• WHAT YOU HAVE TO DO: Reply with only the number of lines that contain the string "audió".

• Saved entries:
[BEGIN]
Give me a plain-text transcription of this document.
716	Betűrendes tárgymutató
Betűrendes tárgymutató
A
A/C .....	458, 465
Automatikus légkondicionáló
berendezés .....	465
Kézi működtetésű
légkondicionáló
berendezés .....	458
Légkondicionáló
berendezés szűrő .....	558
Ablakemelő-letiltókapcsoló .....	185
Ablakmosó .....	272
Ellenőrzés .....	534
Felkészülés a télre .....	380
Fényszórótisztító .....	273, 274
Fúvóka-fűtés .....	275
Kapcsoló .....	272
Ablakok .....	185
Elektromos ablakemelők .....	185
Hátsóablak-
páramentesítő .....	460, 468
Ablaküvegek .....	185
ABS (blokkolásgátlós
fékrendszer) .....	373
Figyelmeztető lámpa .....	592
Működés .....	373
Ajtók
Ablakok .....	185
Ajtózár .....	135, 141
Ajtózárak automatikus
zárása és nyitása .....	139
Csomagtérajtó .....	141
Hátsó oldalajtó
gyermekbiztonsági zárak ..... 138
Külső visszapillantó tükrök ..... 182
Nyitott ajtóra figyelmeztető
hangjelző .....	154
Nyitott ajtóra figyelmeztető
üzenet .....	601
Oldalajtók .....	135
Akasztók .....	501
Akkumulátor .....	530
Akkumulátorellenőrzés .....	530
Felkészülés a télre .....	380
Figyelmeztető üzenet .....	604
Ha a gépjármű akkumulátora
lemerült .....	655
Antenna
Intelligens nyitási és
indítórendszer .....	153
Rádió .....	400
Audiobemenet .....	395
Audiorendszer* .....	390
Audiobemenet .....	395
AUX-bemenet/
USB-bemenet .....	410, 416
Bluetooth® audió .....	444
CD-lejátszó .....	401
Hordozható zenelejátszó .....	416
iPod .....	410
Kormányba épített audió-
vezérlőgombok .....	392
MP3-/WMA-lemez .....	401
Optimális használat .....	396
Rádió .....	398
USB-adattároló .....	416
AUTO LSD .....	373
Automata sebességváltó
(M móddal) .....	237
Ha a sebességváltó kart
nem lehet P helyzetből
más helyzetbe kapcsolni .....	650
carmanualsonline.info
[END]
• THE REPLY: 2